──────── Input material

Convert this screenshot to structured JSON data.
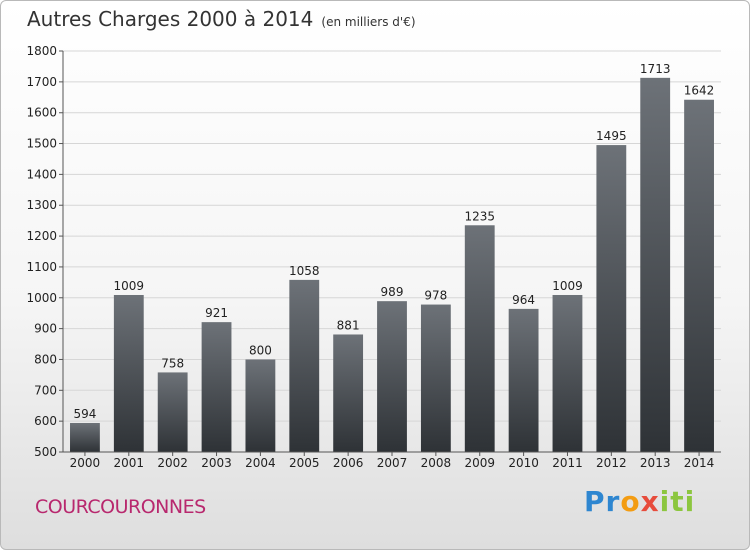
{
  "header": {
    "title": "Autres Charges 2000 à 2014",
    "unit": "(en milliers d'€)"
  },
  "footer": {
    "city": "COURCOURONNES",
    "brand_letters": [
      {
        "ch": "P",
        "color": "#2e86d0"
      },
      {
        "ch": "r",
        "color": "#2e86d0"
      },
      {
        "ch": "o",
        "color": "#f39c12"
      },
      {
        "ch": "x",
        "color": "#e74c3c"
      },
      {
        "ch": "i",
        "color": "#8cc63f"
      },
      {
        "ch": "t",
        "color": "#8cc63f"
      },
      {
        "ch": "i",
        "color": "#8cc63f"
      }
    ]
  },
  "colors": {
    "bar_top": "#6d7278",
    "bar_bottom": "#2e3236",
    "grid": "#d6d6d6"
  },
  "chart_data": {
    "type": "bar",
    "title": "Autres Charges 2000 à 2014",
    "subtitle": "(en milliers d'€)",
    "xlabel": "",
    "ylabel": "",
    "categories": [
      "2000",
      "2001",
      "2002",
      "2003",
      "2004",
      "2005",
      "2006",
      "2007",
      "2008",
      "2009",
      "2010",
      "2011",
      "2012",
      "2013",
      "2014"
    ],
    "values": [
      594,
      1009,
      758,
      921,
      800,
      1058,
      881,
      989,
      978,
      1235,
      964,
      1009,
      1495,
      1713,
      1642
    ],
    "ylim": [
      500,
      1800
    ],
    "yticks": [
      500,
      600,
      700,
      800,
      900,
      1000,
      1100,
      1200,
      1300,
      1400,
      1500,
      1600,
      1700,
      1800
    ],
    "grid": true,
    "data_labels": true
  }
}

────────────────

**What the exercise asks**
Nothing but the pictures may be dropped; output the records above exactly.

**Task solution**
Convert this screenshot to structured JSON data.
{
  "header": {
    "title": "Autres Charges 2000 à 2014",
    "unit": "(en milliers d'€)"
  },
  "footer": {
    "city": "COURCOURONNES",
    "brand_letters": [
      {
        "ch": "P",
        "color": "#2e86d0"
      },
      {
        "ch": "r",
        "color": "#2e86d0"
      },
      {
        "ch": "o",
        "color": "#f39c12"
      },
      {
        "ch": "x",
        "color": "#e74c3c"
      },
      {
        "ch": "i",
        "color": "#8cc63f"
      },
      {
        "ch": "t",
        "color": "#8cc63f"
      },
      {
        "ch": "i",
        "color": "#8cc63f"
      }
    ]
  },
  "colors": {
    "bar_top": "#6d7278",
    "bar_bottom": "#2e3236",
    "grid": "#d6d6d6"
  },
  "chart_data": {
    "type": "bar",
    "title": "Autres Charges 2000 à 2014",
    "subtitle": "(en milliers d'€)",
    "xlabel": "",
    "ylabel": "",
    "categories": [
      "2000",
      "2001",
      "2002",
      "2003",
      "2004",
      "2005",
      "2006",
      "2007",
      "2008",
      "2009",
      "2010",
      "2011",
      "2012",
      "2013",
      "2014"
    ],
    "values": [
      594,
      1009,
      758,
      921,
      800,
      1058,
      881,
      989,
      978,
      1235,
      964,
      1009,
      1495,
      1713,
      1642
    ],
    "ylim": [
      500,
      1800
    ],
    "yticks": [
      500,
      600,
      700,
      800,
      900,
      1000,
      1100,
      1200,
      1300,
      1400,
      1500,
      1600,
      1700,
      1800
    ],
    "grid": true,
    "data_labels": true
  }
}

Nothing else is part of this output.